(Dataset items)
* START *

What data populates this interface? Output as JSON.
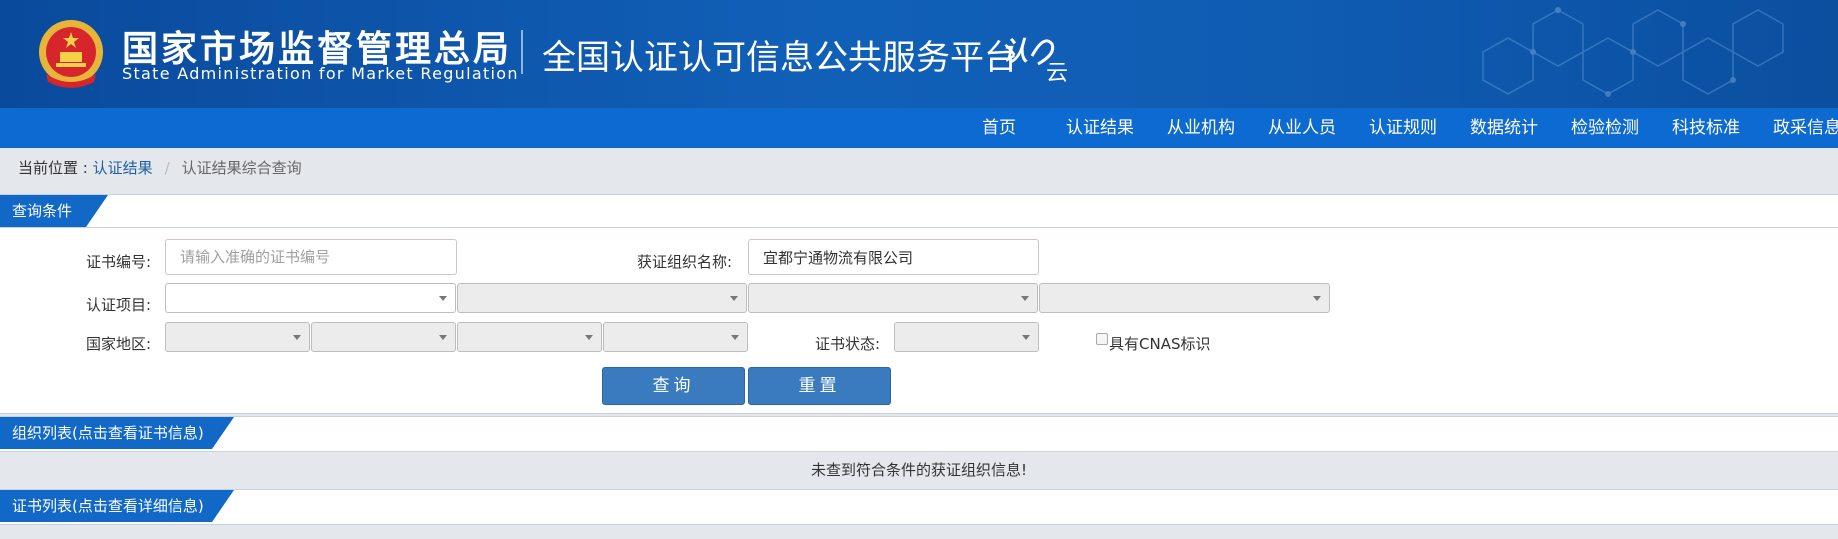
{
  "header": {
    "org_name_cn": "国家市场监督管理总局",
    "org_name_en": "State Administration  for  Market Regulation",
    "platform_title": "全国认证认可信息公共服务平台",
    "logo_text_1": "认",
    "logo_text_2": "云"
  },
  "nav": {
    "items": [
      "首页",
      "认证结果",
      "从业机构",
      "从业人员",
      "认证规则",
      "数据统计",
      "检验检测",
      "科技标准",
      "政采信息"
    ]
  },
  "breadcrumb": {
    "label": "当前位置 : ",
    "link": "认证结果",
    "separator": "/",
    "current": "认证结果综合查询"
  },
  "query_panel": {
    "title": "查询条件",
    "cert_no_label": "证书编号:",
    "cert_no_placeholder": "请输入准确的证书编号",
    "cert_no_value": "",
    "org_name_label": "获证组织名称:",
    "org_name_value": "宜都宁通物流有限公司",
    "project_label": "认证项目:",
    "region_label": "国家地区:",
    "status_label": "证书状态:",
    "cnas_label": "具有CNAS标识",
    "search_button": "查询",
    "reset_button": "重置"
  },
  "org_list": {
    "title": "组织列表(点击查看证书信息)",
    "empty_message": "未查到符合条件的获证组织信息!"
  },
  "cert_list": {
    "title": "证书列表(点击查看详细信息)"
  },
  "colors": {
    "header_blue": "#0f5cb3",
    "nav_blue": "#0d6ad0",
    "tab_blue": "#1268c6",
    "button_blue": "#3a7bbf",
    "page_bg": "#e4e8ec"
  }
}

* END *

▸ WORK INSTRUCTIONS:
Copy all the lines of data exactly as they appear, dropping any images.

▸ EXERCISE SOLUTION:
What data populates this interface? Output as JSON.
{
  "header": {
    "org_name_cn": "国家市场监督管理总局",
    "org_name_en": "State Administration  for  Market Regulation",
    "platform_title": "全国认证认可信息公共服务平台",
    "logo_text_1": "认",
    "logo_text_2": "云"
  },
  "nav": {
    "items": [
      "首页",
      "认证结果",
      "从业机构",
      "从业人员",
      "认证规则",
      "数据统计",
      "检验检测",
      "科技标准",
      "政采信息"
    ]
  },
  "breadcrumb": {
    "label": "当前位置 : ",
    "link": "认证结果",
    "separator": "/",
    "current": "认证结果综合查询"
  },
  "query_panel": {
    "title": "查询条件",
    "cert_no_label": "证书编号:",
    "cert_no_placeholder": "请输入准确的证书编号",
    "cert_no_value": "",
    "org_name_label": "获证组织名称:",
    "org_name_value": "宜都宁通物流有限公司",
    "project_label": "认证项目:",
    "region_label": "国家地区:",
    "status_label": "证书状态:",
    "cnas_label": "具有CNAS标识",
    "search_button": "查询",
    "reset_button": "重置"
  },
  "org_list": {
    "title": "组织列表(点击查看证书信息)",
    "empty_message": "未查到符合条件的获证组织信息!"
  },
  "cert_list": {
    "title": "证书列表(点击查看详细信息)"
  },
  "colors": {
    "header_blue": "#0f5cb3",
    "nav_blue": "#0d6ad0",
    "tab_blue": "#1268c6",
    "button_blue": "#3a7bbf",
    "page_bg": "#e4e8ec"
  }
}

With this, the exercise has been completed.